* Your goal *
Find each line holding the word "access" and give the total alone.
╔══
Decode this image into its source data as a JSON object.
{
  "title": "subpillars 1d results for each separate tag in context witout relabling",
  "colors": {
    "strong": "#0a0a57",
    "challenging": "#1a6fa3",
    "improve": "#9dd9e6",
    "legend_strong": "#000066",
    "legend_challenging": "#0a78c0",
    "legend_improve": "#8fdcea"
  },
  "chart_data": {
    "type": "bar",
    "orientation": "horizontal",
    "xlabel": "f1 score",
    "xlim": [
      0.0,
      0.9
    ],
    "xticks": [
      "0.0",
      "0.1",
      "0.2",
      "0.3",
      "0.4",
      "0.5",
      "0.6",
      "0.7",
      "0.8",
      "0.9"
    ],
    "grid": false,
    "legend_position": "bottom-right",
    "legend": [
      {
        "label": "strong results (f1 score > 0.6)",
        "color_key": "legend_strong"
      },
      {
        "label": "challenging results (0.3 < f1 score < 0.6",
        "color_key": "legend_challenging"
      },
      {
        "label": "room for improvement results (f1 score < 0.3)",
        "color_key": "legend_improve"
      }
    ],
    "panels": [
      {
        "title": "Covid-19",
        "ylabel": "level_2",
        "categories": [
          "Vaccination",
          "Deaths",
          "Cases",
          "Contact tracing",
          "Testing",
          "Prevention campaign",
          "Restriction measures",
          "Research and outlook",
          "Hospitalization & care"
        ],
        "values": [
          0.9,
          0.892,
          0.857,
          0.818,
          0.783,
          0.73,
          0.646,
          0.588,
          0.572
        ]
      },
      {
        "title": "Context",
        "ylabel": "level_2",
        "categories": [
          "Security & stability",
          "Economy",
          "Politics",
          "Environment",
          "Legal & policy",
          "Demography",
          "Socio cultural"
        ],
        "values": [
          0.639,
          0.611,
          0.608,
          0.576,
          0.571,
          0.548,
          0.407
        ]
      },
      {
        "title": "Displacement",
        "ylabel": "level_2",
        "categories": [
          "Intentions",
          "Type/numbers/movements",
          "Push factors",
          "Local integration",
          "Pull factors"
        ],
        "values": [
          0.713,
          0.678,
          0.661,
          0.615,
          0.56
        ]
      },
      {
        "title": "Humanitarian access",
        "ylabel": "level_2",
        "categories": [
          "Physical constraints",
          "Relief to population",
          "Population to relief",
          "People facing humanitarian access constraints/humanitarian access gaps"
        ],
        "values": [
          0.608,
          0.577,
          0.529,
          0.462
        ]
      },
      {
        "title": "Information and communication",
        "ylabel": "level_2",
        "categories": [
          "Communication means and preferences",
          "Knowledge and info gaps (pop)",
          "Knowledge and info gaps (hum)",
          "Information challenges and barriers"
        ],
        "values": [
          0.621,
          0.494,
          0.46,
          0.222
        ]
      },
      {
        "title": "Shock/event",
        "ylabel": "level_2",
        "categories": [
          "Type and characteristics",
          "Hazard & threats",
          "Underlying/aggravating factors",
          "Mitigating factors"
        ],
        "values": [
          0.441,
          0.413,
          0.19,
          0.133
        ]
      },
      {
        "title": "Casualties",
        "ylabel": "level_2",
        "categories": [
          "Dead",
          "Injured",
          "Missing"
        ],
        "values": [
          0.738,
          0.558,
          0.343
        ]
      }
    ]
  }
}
╚══
* Result of the exercise *
2